WORK TO DO: All records must be quoted exactly. Omit the pictures.
— start of DATA TO PROCESS —
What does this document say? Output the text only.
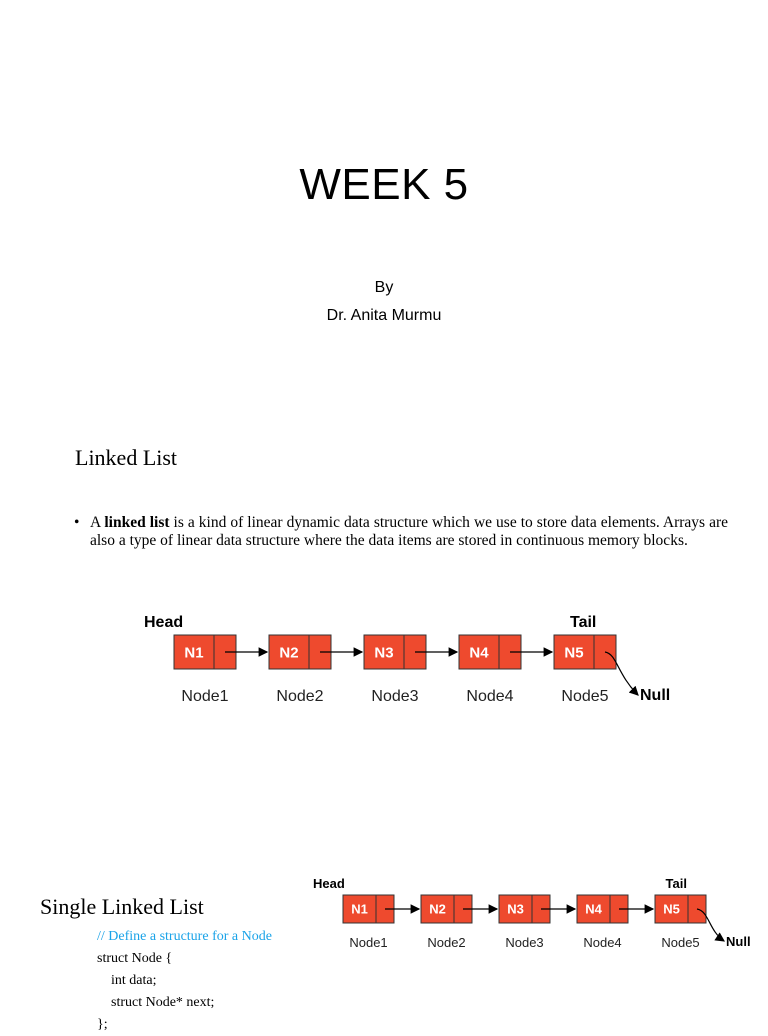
WEEK 5
By
Dr. Anita Murmu
Linked List
• A linked list is a kind of linear dynamic data structure which we use to store data elements. Arrays are also a type of linear data structure where the data items are stored in continuous memory blocks.
Head
N1
Node1
N2
Node2
N3
Node3
N4
Node4
N5
Node5
Tail
Null
Single Linked List
// Define a structure for a Node
struct Node {
int data;
struct Node* next;
};
Head
N1
Node1
N2
Node2
N3
Node3
N4
Node4
N5
Node5
Tail
Null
— end of DATA TO PROCESS —
WORKED SOLUTION:
What does this document say? Output the text only.
WEEK 5
By
Dr. Anita Murmu
Linked List
• A linked list is a kind of linear dynamic data structure which we use to store data elements. Arrays are also a type of linear data structure where the data items are stored in continuous memory blocks.
Head
N1
Node1
N2
Node2
N3
Node3
N4
Node4
N5
Node5
Tail
Null
Single Linked List
// Define a structure for a Node
struct Node {
int data;
struct Node* next;
};
Head
N1
Node1
N2
Node2
N3
Node3
N4
Node4
N5
Node5
Tail
Null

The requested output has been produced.